Stored records
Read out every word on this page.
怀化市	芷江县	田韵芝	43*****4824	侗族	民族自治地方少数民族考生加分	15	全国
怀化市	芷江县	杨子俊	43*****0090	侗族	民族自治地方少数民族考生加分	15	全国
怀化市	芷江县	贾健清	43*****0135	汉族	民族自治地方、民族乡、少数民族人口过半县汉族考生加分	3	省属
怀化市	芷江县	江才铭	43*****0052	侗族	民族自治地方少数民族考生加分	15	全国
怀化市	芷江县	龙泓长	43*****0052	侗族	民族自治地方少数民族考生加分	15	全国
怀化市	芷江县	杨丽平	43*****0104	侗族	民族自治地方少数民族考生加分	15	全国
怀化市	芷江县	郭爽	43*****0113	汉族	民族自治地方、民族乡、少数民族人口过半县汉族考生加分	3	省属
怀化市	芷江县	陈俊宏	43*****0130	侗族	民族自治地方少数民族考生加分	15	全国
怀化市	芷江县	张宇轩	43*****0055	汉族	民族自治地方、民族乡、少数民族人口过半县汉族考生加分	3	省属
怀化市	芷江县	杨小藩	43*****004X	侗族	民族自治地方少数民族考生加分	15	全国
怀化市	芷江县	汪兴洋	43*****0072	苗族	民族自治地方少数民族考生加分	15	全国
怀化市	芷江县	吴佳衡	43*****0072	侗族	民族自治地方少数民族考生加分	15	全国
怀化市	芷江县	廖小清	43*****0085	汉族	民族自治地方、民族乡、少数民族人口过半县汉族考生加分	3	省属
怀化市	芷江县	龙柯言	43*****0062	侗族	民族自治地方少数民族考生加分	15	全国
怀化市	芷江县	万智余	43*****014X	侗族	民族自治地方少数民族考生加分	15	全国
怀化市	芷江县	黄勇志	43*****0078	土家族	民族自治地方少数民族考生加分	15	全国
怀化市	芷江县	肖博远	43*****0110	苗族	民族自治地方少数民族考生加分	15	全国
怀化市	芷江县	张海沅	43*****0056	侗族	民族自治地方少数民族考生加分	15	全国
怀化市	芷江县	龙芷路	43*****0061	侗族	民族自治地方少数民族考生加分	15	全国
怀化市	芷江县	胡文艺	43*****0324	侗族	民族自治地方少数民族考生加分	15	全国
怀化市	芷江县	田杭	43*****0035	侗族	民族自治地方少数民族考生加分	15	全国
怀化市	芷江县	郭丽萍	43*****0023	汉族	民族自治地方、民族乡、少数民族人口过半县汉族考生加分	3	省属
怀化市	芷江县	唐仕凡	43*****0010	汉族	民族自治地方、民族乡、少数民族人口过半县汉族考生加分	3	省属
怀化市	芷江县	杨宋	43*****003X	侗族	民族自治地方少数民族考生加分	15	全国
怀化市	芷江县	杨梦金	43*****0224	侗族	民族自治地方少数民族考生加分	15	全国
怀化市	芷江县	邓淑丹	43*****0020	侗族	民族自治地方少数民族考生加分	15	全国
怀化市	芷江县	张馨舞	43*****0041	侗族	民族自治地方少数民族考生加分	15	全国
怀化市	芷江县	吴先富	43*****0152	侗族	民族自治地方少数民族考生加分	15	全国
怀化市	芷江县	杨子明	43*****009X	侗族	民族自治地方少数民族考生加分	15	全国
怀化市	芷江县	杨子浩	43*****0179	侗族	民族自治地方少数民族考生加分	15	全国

Directions: Show each line holding the word "少数民族人口过半县汉族考生加分".

Answer to the task:
怀化市	芷江县	贾健清	43*****0135	汉族	民族自治地方、民族乡、少数民族人口过半县汉族考生加分	3	省属
怀化市	芷江县	郭爽	43*****0113	汉族	民族自治地方、民族乡、少数民族人口过半县汉族考生加分	3	省属
怀化市	芷江县	张宇轩	43*****0055	汉族	民族自治地方、民族乡、少数民族人口过半县汉族考生加分	3	省属
怀化市	芷江县	廖小清	43*****0085	汉族	民族自治地方、民族乡、少数民族人口过半县汉族考生加分	3	省属
怀化市	芷江县	郭丽萍	43*****0023	汉族	民族自治地方、民族乡、少数民族人口过半县汉族考生加分	3	省属
怀化市	芷江县	唐仕凡	43*****0010	汉族	民族自治地方、民族乡、少数民族人口过半县汉族考生加分	3	省属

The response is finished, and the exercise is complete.